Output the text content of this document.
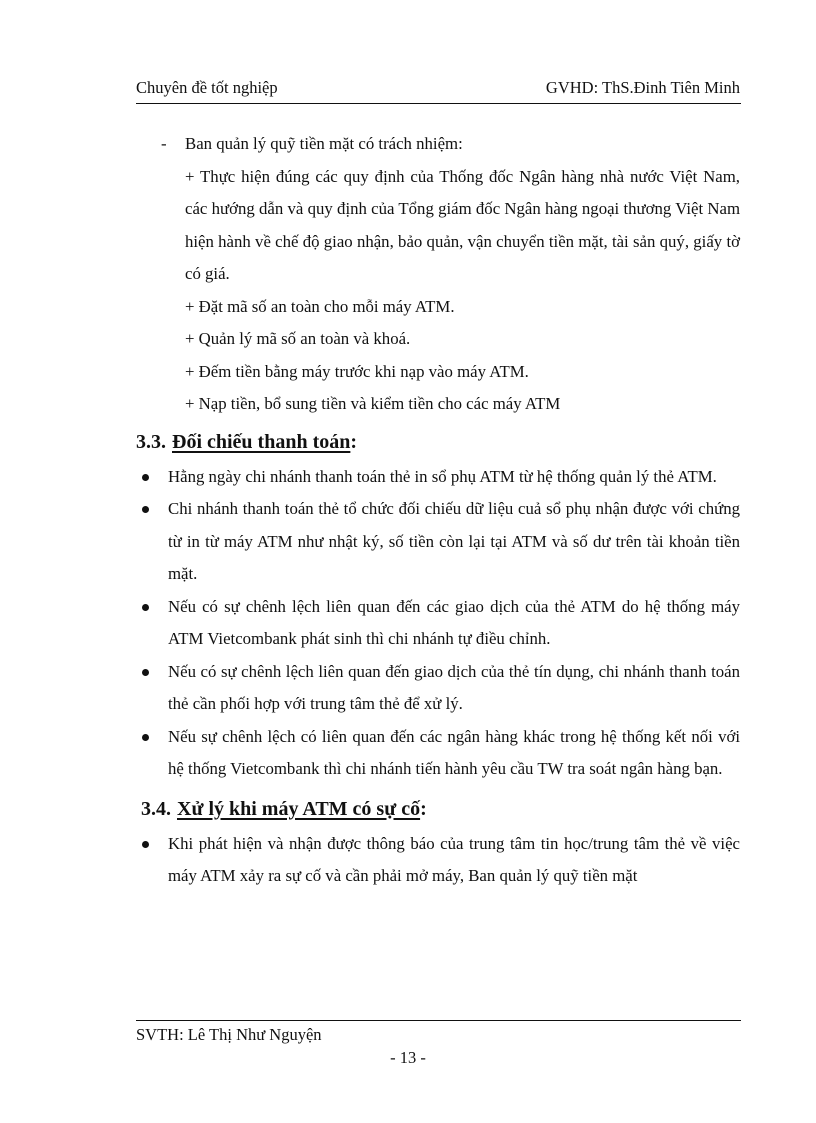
Chuyên đề tốt nghiệp	GVHD: ThS.Đinh Tiên Minh
- Ban quản lý quỹ tiền mặt có trách nhiệm:
+ Thực hiện đúng các quy định của Thống đốc Ngân hàng nhà nước Việt Nam, các hướng dẫn và quy định của Tổng giám đốc Ngân hàng ngoại thương Việt Nam hiện hành về chế độ giao nhận, bảo quản, vận chuyển tiền mặt, tài sản quý, giấy tờ có giá.
+ Đặt mã số an toàn cho mỗi máy ATM.
+ Quản lý mã số an toàn và khoá.
+ Đếm tiền bằng máy trước khi nạp vào máy ATM.
+ Nạp tiền, bổ sung tiền và kiểm tiền cho các máy ATM
3.3. Đối chiếu thanh toán:
Hằng ngày chi nhánh thanh toán thẻ in sổ phụ ATM từ hệ thống quản lý thẻ ATM.
Chi nhánh thanh toán thẻ tổ chức đối chiếu dữ liệu cuả sổ phụ nhận được với chứng từ in từ máy ATM như nhật ký, số tiền còn lại tại ATM và số dư trên tài khoản tiền mặt.
Nếu có sự chênh lệch liên quan đến các giao dịch của thẻ ATM do hệ thống máy ATM Vietcombank phát sinh thì chi nhánh tự điều chỉnh.
Nếu có sự chênh lệch liên quan đến giao dịch của thẻ tín dụng, chi nhánh thanh toán thẻ cần phối hợp với trung tâm thẻ để xử lý.
Nếu sự chênh lệch có liên quan đến các ngân hàng khác trong hệ thống kết nối với hệ thống Vietcombank thì chi nhánh tiến hành yêu cầu TW tra soát ngân hàng bạn.
3.4. Xử lý khi máy ATM có sự cố:
Khi phát hiện và nhận được thông báo của trung tâm tin học/trung tâm thẻ về việc máy ATM xảy ra sự cố và cần phải mở máy, Ban quản lý quỹ tiền mặt
SVTH: Lê Thị Như Nguyện
- 13 -
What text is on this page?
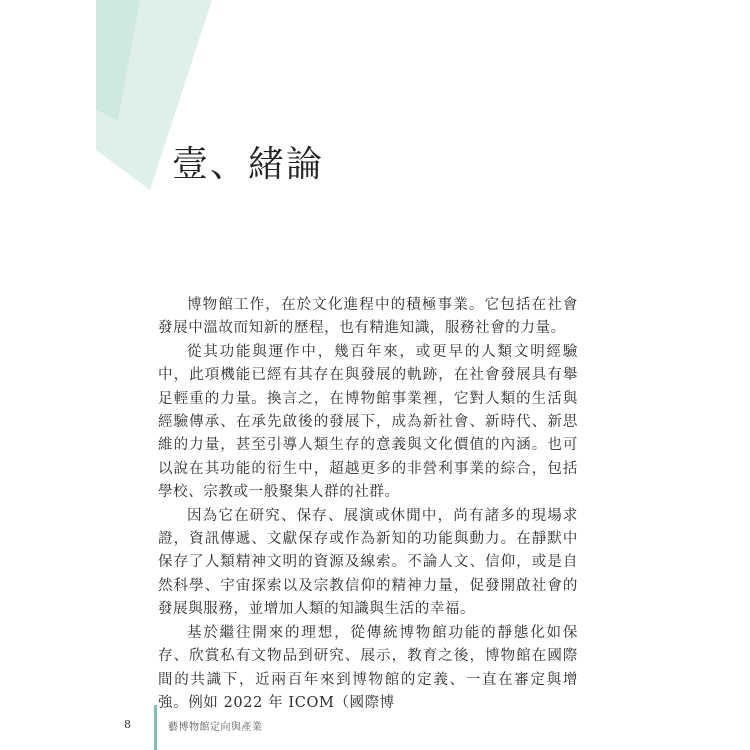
壹、緒論

博物館工作，在於文化進程中的積極事業。它包括在社會發展中溫故而知新的歷程，也有精進知識，服務社會的力量。

從其功能與運作中，幾百年來，或更早的人類文明經驗中，此項機能已經有其存在與發展的軌跡，在社會發展具有舉足輕重的力量。換言之，在博物館事業裡，它對人類的生活與經驗傳承、在承先啟後的發展下，成為新社會、新時代、新思維的力量，甚至引導人類生存的意義與文化價值的內涵。也可以說在其功能的衍生中，超越更多的非營利事業的綜合，包括學校、宗教或一般聚集人群的社群。

因為它在研究、保存、展演或休閒中，尚有諸多的現場求證，資訊傳遞、文獻保存或作為新知的功能與動力。在靜默中保存了人類精神文明的資源及線索。不論人文、信仰，或是自然科學、宇宙探索以及宗教信仰的精神力量，促發開啟社會的發展與服務，並增加人類的知識與生活的幸福。

基於繼往開來的理想，從傳統博物館功能的靜態化如保存、欣賞私有文物品到研究、展示，教育之後，博物館在國際間的共識下，近兩百年來到博物館的定義、一直在審定與增強。例如 2022 年 ICOM（國際博

8	藝博物館定向與產業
══════
§ To do
The lines to write out run from the one containing "What text is on this page?" through the final line of the material above, both included; write them out exactly, with no pictures.

§ Exercise output
What text is on this page?
壹、緒論

博物館工作，在於文化進程中的積極事業。它包括在社會發展中溫故而知新的歷程，也有精進知識，服務社會的力量。

從其功能與運作中，幾百年來，或更早的人類文明經驗中，此項機能已經有其存在與發展的軌跡，在社會發展具有舉足輕重的力量。換言之，在博物館事業裡，它對人類的生活與經驗傳承、在承先啟後的發展下，成為新社會、新時代、新思維的力量，甚至引導人類生存的意義與文化價值的內涵。也可以說在其功能的衍生中，超越更多的非營利事業的綜合，包括學校、宗教或一般聚集人群的社群。

因為它在研究、保存、展演或休閒中，尚有諸多的現場求證，資訊傳遞、文獻保存或作為新知的功能與動力。在靜默中保存了人類精神文明的資源及線索。不論人文、信仰，或是自然科學、宇宙探索以及宗教信仰的精神力量，促發開啟社會的發展與服務，並增加人類的知識與生活的幸福。

基於繼往開來的理想，從傳統博物館功能的靜態化如保存、欣賞私有文物品到研究、展示，教育之後，博物館在國際間的共識下，近兩百年來到博物館的定義、一直在審定與增強。例如 2022 年 ICOM（國際博

8	藝博物館定向與產業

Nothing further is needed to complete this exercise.